-- Given data --
- - - - -

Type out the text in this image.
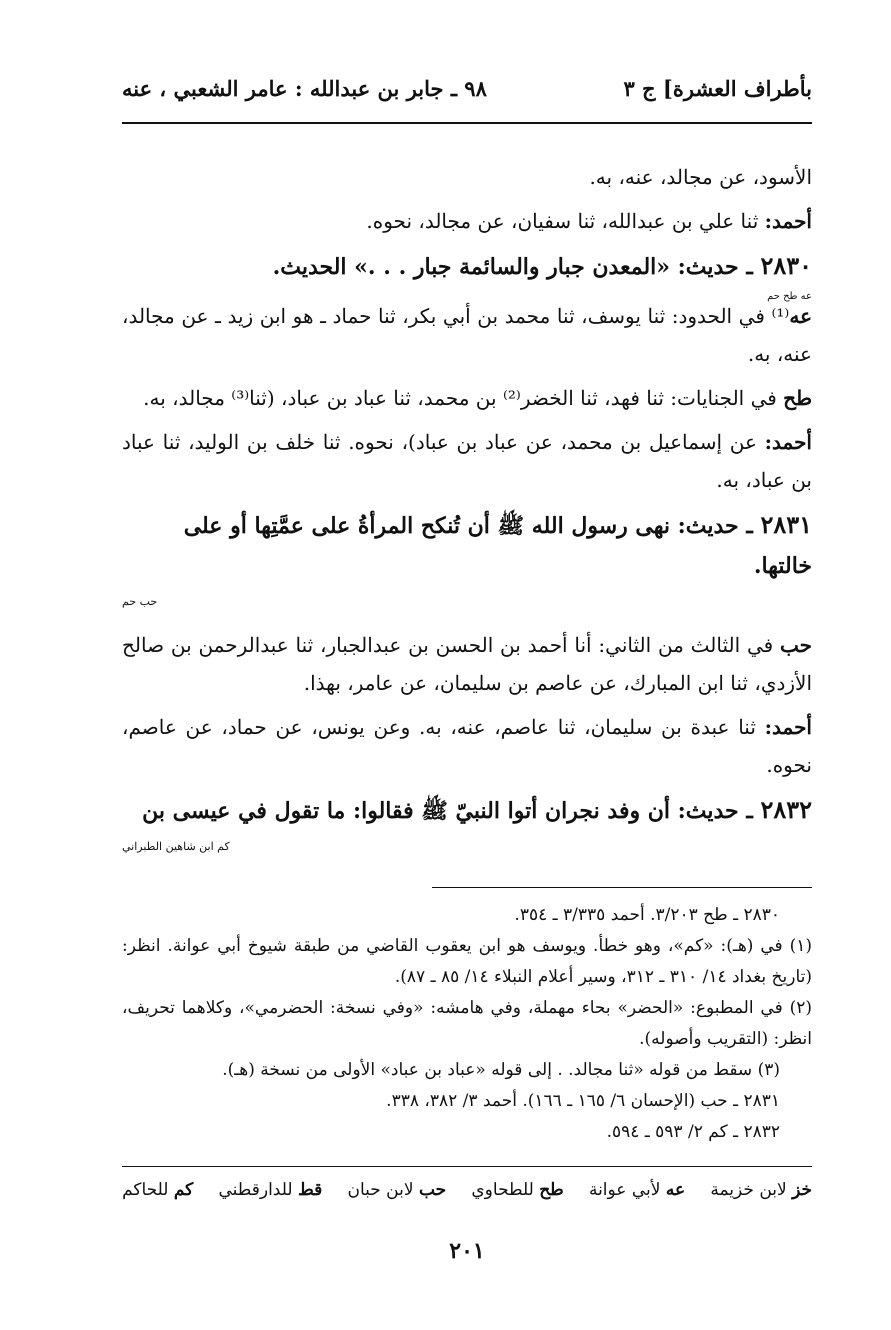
بأطراف العشرة] ج ٣
٩٨ ـ جابر بن عبدالله : عامر الشعبي ، عنه
الأسود، عن مجالد، عنه، به.
أحمد: ثنا علي بن عبدالله، ثنا سفيان، عن مجالد، نحوه.
٢٨٣٠ ـ حديث: «المعدن جبار والسائمة جبار . . .» الحديث.
عه طح حم
عه⁽¹⁾ في الحدود: ثنا يوسف، ثنا محمد بن أبي بكر، ثنا حماد ـ هو ابن زيد ـ عن مجالد، عنه، به.
طح في الجنايات: ثنا فهد، ثنا الخضر⁽²⁾ بن محمد، ثنا عباد بن عباد، (ثنا⁽³⁾ مجالد، به.
أحمد: عن إسماعيل بن محمد، عن عباد بن عباد)، نحوه. ثنا خلف بن الوليد، ثنا عباد بن عباد، به.
٢٨٣١ ـ حديث: نهى رسول الله ﷺ أن تُنكح المرأةُ على عمَّتِها أو على خالتها.
حب حم
حب في الثالث من الثاني: أنا أحمد بن الحسن بن عبدالجبار، ثنا عبدالرحمن بن صالح الأزدي، ثنا ابن المبارك، عن عاصم بن سليمان، عن عامر، بهذا.
أحمد: ثنا عبدة بن سليمان، ثنا عاصم، عنه، به. وعن يونس، عن حماد، عن عاصم، نحوه.
٢٨٣٢ ـ حديث: أن وفد نجران أتوا النبيّ ﷺ فقالوا: ما تقول في عيسى بن
كم ابن شاهين الطبراني

٢٨٣٠ ـ طح ٣/٢٠٣. أحمد ٣/٣٣٥ ـ ٣٥٤.

(١) في (هـ): «كم»، وهو خطأ. ويوسف هو ابن يعقوب القاضي من طبقة شيوخ أبي عوانة. انظر: (تاريخ بغداد ١٤/ ٣١٠ ـ ٣١٢، وسير أعلام النبلاء ١٤/ ٨٥ ـ ٨٧).

(٢) في المطبوع: «الحضر» بحاء مهملة، وفي هامشه: «وفي نسخة: الحضرمي»، وكلاهما تحريف، انظر: (التقريب وأصوله).

(٣) سقط من قوله «ثنا مجالد. . إلى قوله «عباد بن عباد» الأولى من نسخة (هـ).

٢٨٣١ ـ حب (الإحسان ٦/ ١٦٥ ـ ١٦٦). أحمد ٣/ ٣٨٢، ٣٣٨.

٢٨٣٢ ـ كم ٢/ ٥٩٣ ـ ٥٩٤.

خز لابن خزيمة
عه لأبي عوانة
طح للطحاوي
حب لابن حبان
قط للدارقطني
كم للحاكم
٢٠١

- - - - -

-- Problem details --
Provide the number of lines in the entries that include "انظر", and no other text.

-- Task answer --
2